>> BEGIN

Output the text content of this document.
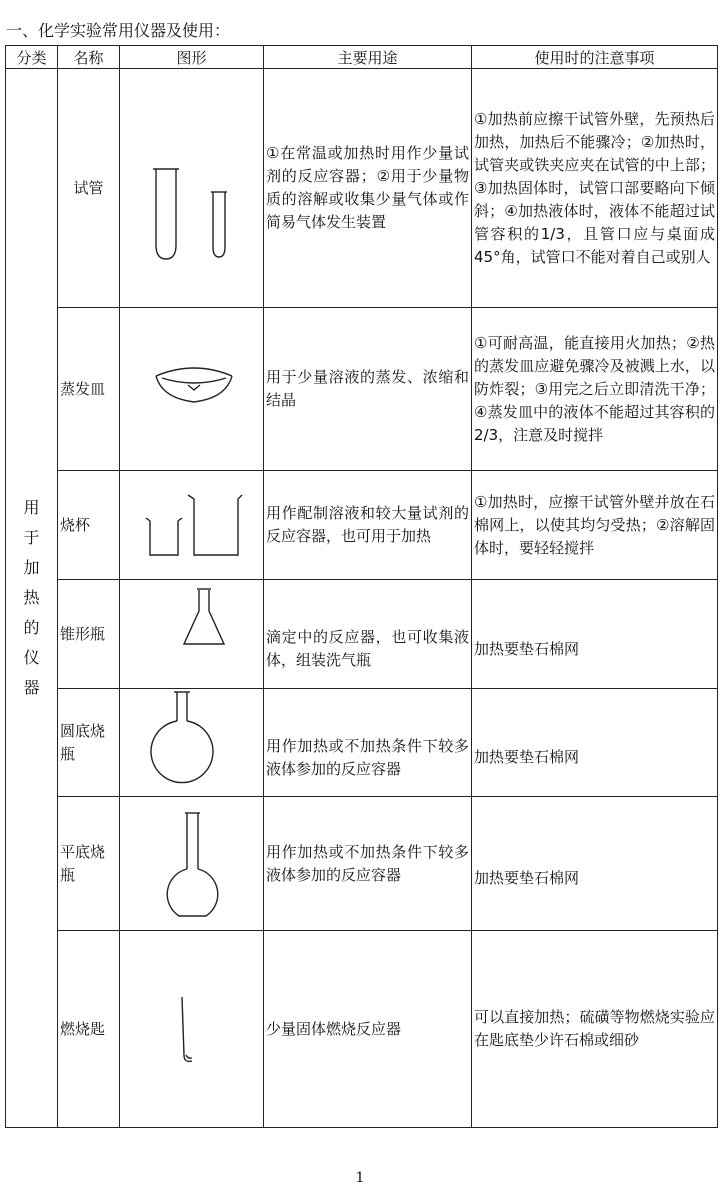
一、化学实验常用仪器及使用：
分类	名称	图形	主要用途	使用时的注意事项
用于加热的仪器	试管		①在常温或加热时用作少量试剂的反应容器；②用于少量物质的溶解或收集少量气体或作简易气体发生装置	①加热前应擦干试管外壁，先预热后加热，加热后不能骤冷；②加热时，试管夹或铁夹应夹在试管的中上部；③加热固体时，试管口部要略向下倾斜；④加热液体时，液体不能超过试管容积的1/3，且管口应与桌面成45°角，试管口不能对着自己或别人
	蒸发皿		用于少量溶液的蒸发、浓缩和结晶	①可耐高温，能直接用火加热；②热的蒸发皿应避免骤冷及被溅上水，以防炸裂；③用完之后立即清洗干净；④蒸发皿中的液体不能超过其容积的2/3，注意及时搅拌
	烧杯		用作配制溶液和较大量试剂的反应容器，也可用于加热	①加热时，应擦干试管外壁并放在石棉网上，以使其均匀受热；②溶解固体时，要轻轻搅拌
	锥形瓶		滴定中的反应器，也可收集液体，组装洗气瓶	加热要垫石棉网
	圆底烧瓶		用作加热或不加热条件下较多液体参加的反应容器	加热要垫石棉网
	平底烧瓶		用作加热或不加热条件下较多液体参加的反应容器	加热要垫石棉网
	燃烧匙		少量固体燃烧反应器	可以直接加热；硫磺等物燃烧实验应在匙底垫少许石棉或细砂
1
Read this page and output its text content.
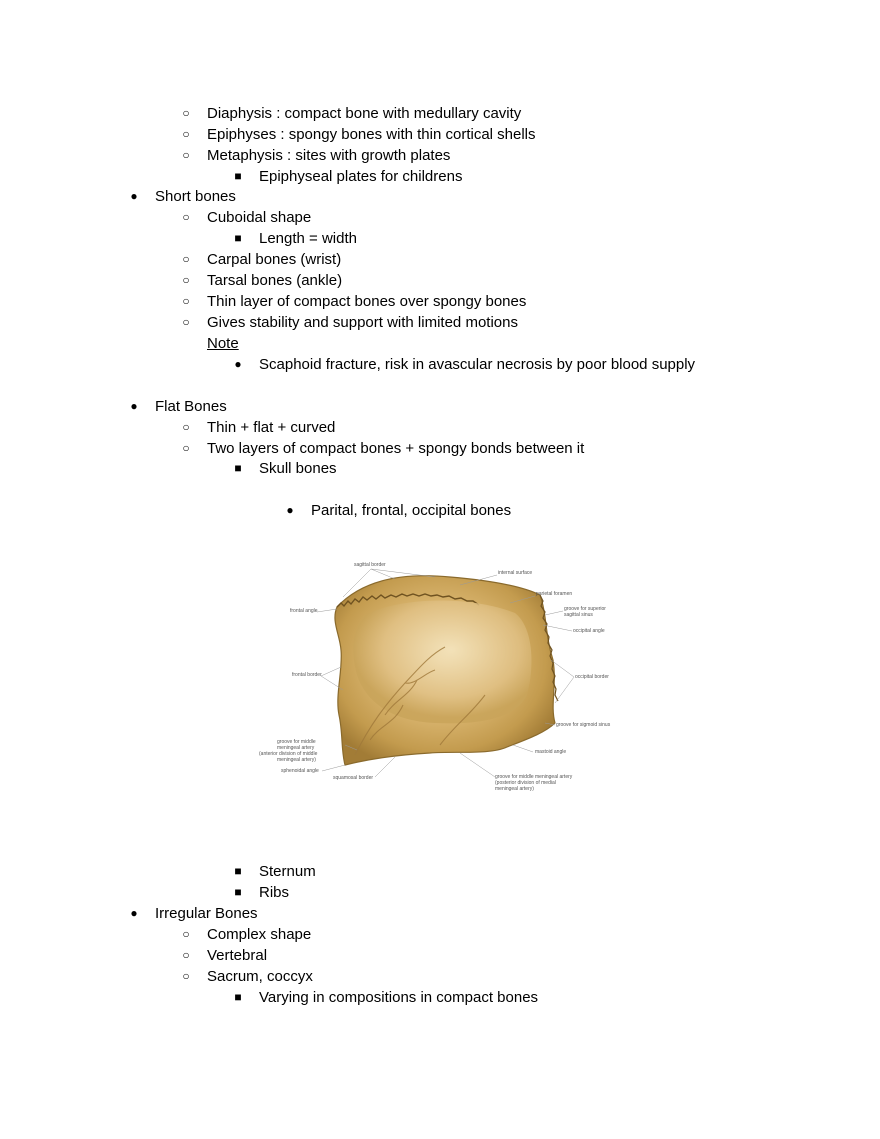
○ Diaphysis : compact bone with medullary cavity
○ Epiphyses : spongy bones with thin cortical shells
○ Metaphysis : sites with growth plates
■ Epiphyseal plates for childrens
● Short bones
○ Cuboidal shape
■ Length = width
○ Carpal bones (wrist)
○ Tarsal bones (ankle)
○ Thin layer of compact bones over spongy bones
○ Gives stability and support with limited motions
Note
● Scaphoid fracture, risk in avascular necrosis by poor blood supply
● Flat Bones
○ Thin + flat + curved
○ Two layers of compact bones + spongy bonds between it
■ Skull bones
● Parital, frontal, occipital bones
■ Sternum
■ Ribs
● Irregular Bones
○ Complex shape
○ Vertebral
○ Sacrum, coccyx
■ Varying in compositions in compact bones
sagittal border
internal surface
parietal foramen
groove for superior
sagittal sinus
frontal angle
occipital angle
frontal border	occipital border
groove for sigmoid sinus
groove for middle
meningeal artery
(anterior division of middle
meningeal artery)
mastoid angle
sphenoidal angle
squamosal border	groove for middle meningeal artery
(posterior division of medial
meningeal artery)
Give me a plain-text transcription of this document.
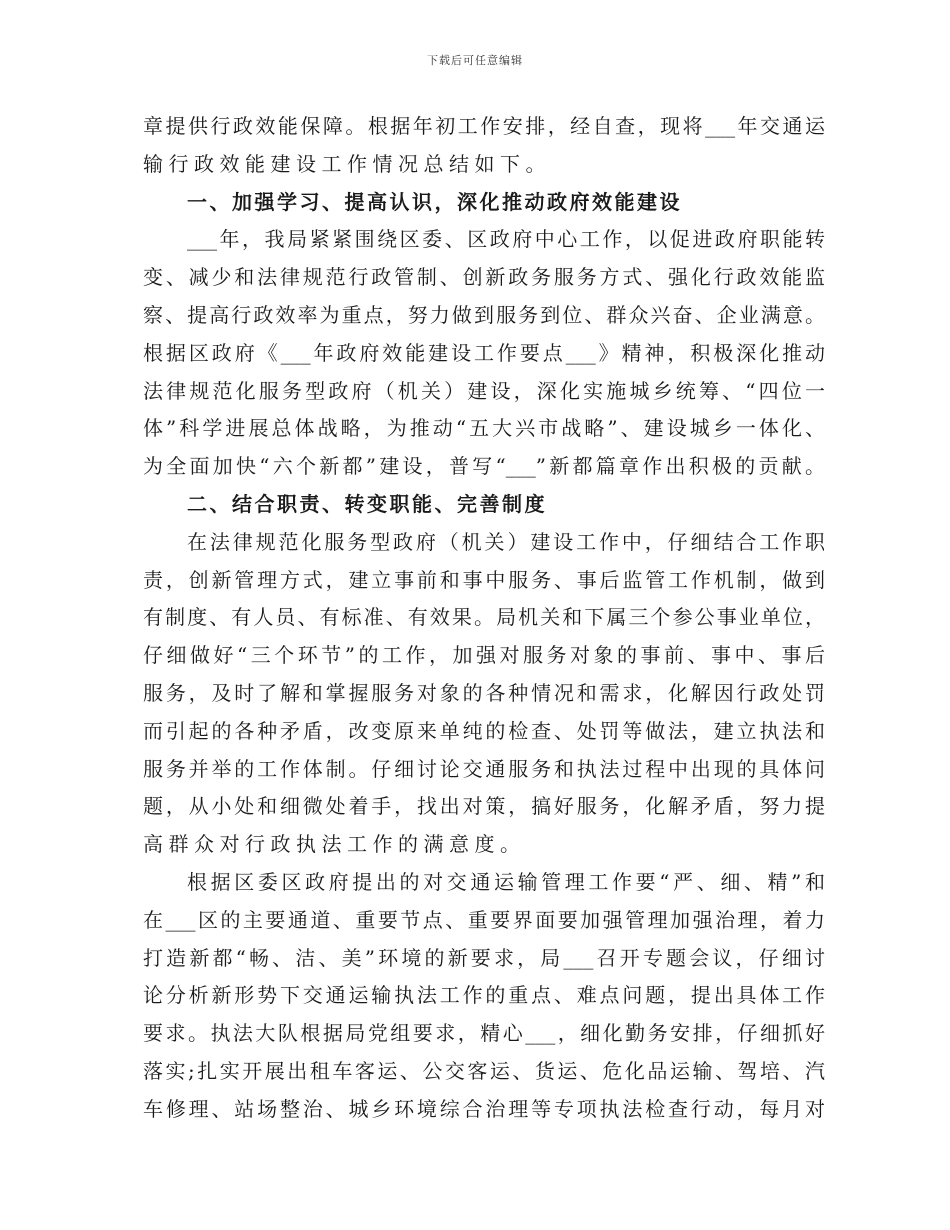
下载后可任意编辑
章提供行政效能保障。根据年初工作安排，经自查，现将___年交通运
输行政效能建设工作情况总结如下。
一、加强学习、提高认识，深化推动政府效能建设
___年，我局紧紧围绕区委、区政府中心工作，以促进政府职能转
变、减少和法律规范行政管制、创新政务服务方式、强化行政效能监
察、提高行政效率为重点，努力做到服务到位、群众兴奋、企业满意。
根据区政府《___年政府效能建设工作要点___》精神，积极深化推动
法律规范化服务型政府（机关）建设，深化实施城乡统筹、“四位一
体”科学进展总体战略，为推动“五大兴市战略”、建设城乡一体化、
为全面加快“六个新都”建设，普写“___”新都篇章作出积极的贡献。
二、结合职责、转变职能、完善制度
在法律规范化服务型政府（机关）建设工作中，仔细结合工作职
责，创新管理方式，建立事前和事中服务、事后监管工作机制，做到
有制度、有人员、有标准、有效果。局机关和下属三个参公事业单位，
仔细做好“三个环节”的工作，加强对服务对象的事前、事中、事后
服务，及时了解和掌握服务对象的各种情况和需求，化解因行政处罚
而引起的各种矛盾，改变原来单纯的检查、处罚等做法，建立执法和
服务并举的工作体制。仔细讨论交通服务和执法过程中出现的具体问
题，从小处和细微处着手，找出对策，搞好服务，化解矛盾，努力提
高群众对行政执法工作的满意度。
根据区委区政府提出的对交通运输管理工作要“严、细、精”和
在___区的主要通道、重要节点、重要界面要加强管理加强治理，着力
打造新都“畅、洁、美”环境的新要求，局___召开专题会议，仔细讨
论分析新形势下交通运输执法工作的重点、难点问题，提出具体工作
要求。执法大队根据局党组要求，精心___，细化勤务安排，仔细抓好
落实;扎实开展出租车客运、公交客运、货运、危化品运输、驾培、汽
车修理、站场整治、城乡环境综合治理等专项执法检查行动，每月对
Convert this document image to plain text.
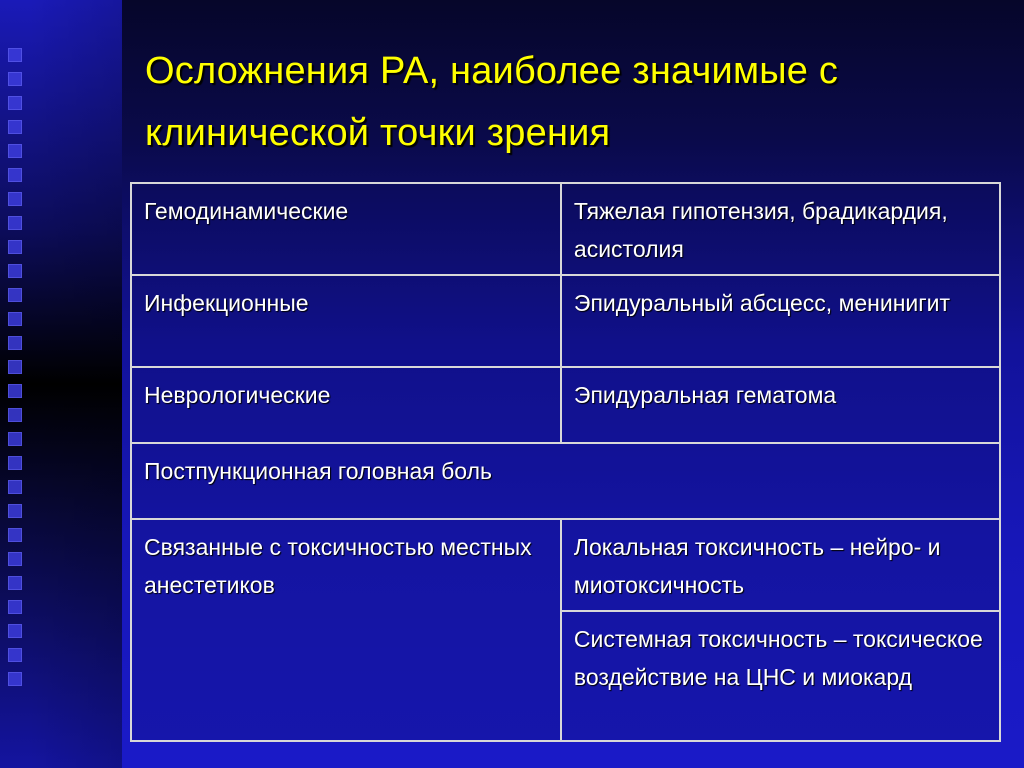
Осложнения РА, наиболее значимые с клинической точки зрения
Гемодинамические	Тяжелая гипотензия, брадикардия, асистолия
Инфекционные	Эпидуральный абсцесс, менинигит
Неврологические	Эпидуральная гематома
Постпункционная головная боль	
Связанные с токсичностью местных анестетиков	Локальная токсичность – нейро- и миотоксичность
	Системная токсичность – токсическое воздействие на ЦНС и миокард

>> END

Can you repeat every record above exactly, apart from the pictures?

**Reply**
Output the text content of this document.
一、化学实验常用仪器及使用：
分类	名称	图形	主要用途	使用时的注意事项
用于加热的仪器	试管		①在常温或加热时用作少量试剂的反应容器；②用于少量物质的溶解或收集少量气体或作简易气体发生装置	①加热前应擦干试管外壁，先预热后加热，加热后不能骤冷；②加热时，试管夹或铁夹应夹在试管的中上部；③加热固体时，试管口部要略向下倾斜；④加热液体时，液体不能超过试管容积的1/3，且管口应与桌面成45°角，试管口不能对着自己或别人
	蒸发皿		用于少量溶液的蒸发、浓缩和结晶	①可耐高温，能直接用火加热；②热的蒸发皿应避免骤冷及被溅上水，以防炸裂；③用完之后立即清洗干净；④蒸发皿中的液体不能超过其容积的2/3，注意及时搅拌
	烧杯		用作配制溶液和较大量试剂的反应容器，也可用于加热	①加热时，应擦干试管外壁并放在石棉网上，以使其均匀受热；②溶解固体时，要轻轻搅拌
	锥形瓶		滴定中的反应器，也可收集液体，组装洗气瓶	加热要垫石棉网
	圆底烧瓶		用作加热或不加热条件下较多液体参加的反应容器	加热要垫石棉网
	平底烧瓶		用作加热或不加热条件下较多液体参加的反应容器	加热要垫石棉网
	燃烧匙		少量固体燃烧反应器	可以直接加热；硫磺等物燃烧实验应在匙底垫少许石棉或细砂
1
Read this page and output its text content.
○ Diaphysis : compact bone with medullary cavity
○ Epiphyses : spongy bones with thin cortical shells
○ Metaphysis : sites with growth plates
■ Epiphyseal plates for childrens
● Short bones
○ Cuboidal shape
■ Length = width
○ Carpal bones (wrist)
○ Tarsal bones (ankle)
○ Thin layer of compact bones over spongy bones
○ Gives stability and support with limited motions
Note
● Scaphoid fracture, risk in avascular necrosis by poor blood supply
● Flat Bones
○ Thin + flat + curved
○ Two layers of compact bones + spongy bonds between it
■ Skull bones
● Parital, frontal, occipital bones
■ Sternum
■ Ribs
● Irregular Bones
○ Complex shape
○ Vertebral
○ Sacrum, coccyx
■ Varying in compositions in compact bones
sagittal border
internal surface
parietal foramen
groove for superior
sagittal sinus
frontal angle
occipital angle
frontal border	occipital border
groove for sigmoid sinus
groove for middle
meningeal artery
(anterior division of middle
meningeal artery)
mastoid angle
sphenoidal angle
squamosal border	groove for middle meningeal artery
(posterior division of medial
meningeal artery)
Give me a plain-text transcription of this document.
下载后可任意编辑
章提供行政效能保障。根据年初工作安排，经自查，现将___年交通运
输行政效能建设工作情况总结如下。
一、加强学习、提高认识，深化推动政府效能建设
___年，我局紧紧围绕区委、区政府中心工作，以促进政府职能转
变、减少和法律规范行政管制、创新政务服务方式、强化行政效能监
察、提高行政效率为重点，努力做到服务到位、群众兴奋、企业满意。
根据区政府《___年政府效能建设工作要点___》精神，积极深化推动
法律规范化服务型政府（机关）建设，深化实施城乡统筹、“四位一
体”科学进展总体战略，为推动“五大兴市战略”、建设城乡一体化、
为全面加快“六个新都”建设，普写“___”新都篇章作出积极的贡献。
二、结合职责、转变职能、完善制度
在法律规范化服务型政府（机关）建设工作中，仔细结合工作职
责，创新管理方式，建立事前和事中服务、事后监管工作机制，做到
有制度、有人员、有标准、有效果。局机关和下属三个参公事业单位，
仔细做好“三个环节”的工作，加强对服务对象的事前、事中、事后
服务，及时了解和掌握服务对象的各种情况和需求，化解因行政处罚
而引起的各种矛盾，改变原来单纯的检查、处罚等做法，建立执法和
服务并举的工作体制。仔细讨论交通服务和执法过程中出现的具体问
题，从小处和细微处着手，找出对策，搞好服务，化解矛盾，努力提
高群众对行政执法工作的满意度。
根据区委区政府提出的对交通运输管理工作要“严、细、精”和
在___区的主要通道、重要节点、重要界面要加强管理加强治理，着力
打造新都“畅、洁、美”环境的新要求，局___召开专题会议，仔细讨
论分析新形势下交通运输执法工作的重点、难点问题，提出具体工作
要求。执法大队根据局党组要求，精心___，细化勤务安排，仔细抓好
落实;扎实开展出租车客运、公交客运、货运、危化品运输、驾培、汽
车修理、站场整治、城乡环境综合治理等专项执法检查行动，每月对
Convert this document image to plain text.
Осложнения РА, наиболее значимые с клинической точки зрения
Гемодинамические	Тяжелая гипотензия, брадикардия, асистолия
Инфекционные	Эпидуральный абсцесс, менинигит
Неврологические	Эпидуральная гематома
Постпункционная головная боль	
Связанные с токсичностью местных анестетиков	Локальная токсичность – нейро- и миотоксичность
	Системная токсичность – токсическое воздействие на ЦНС и миокард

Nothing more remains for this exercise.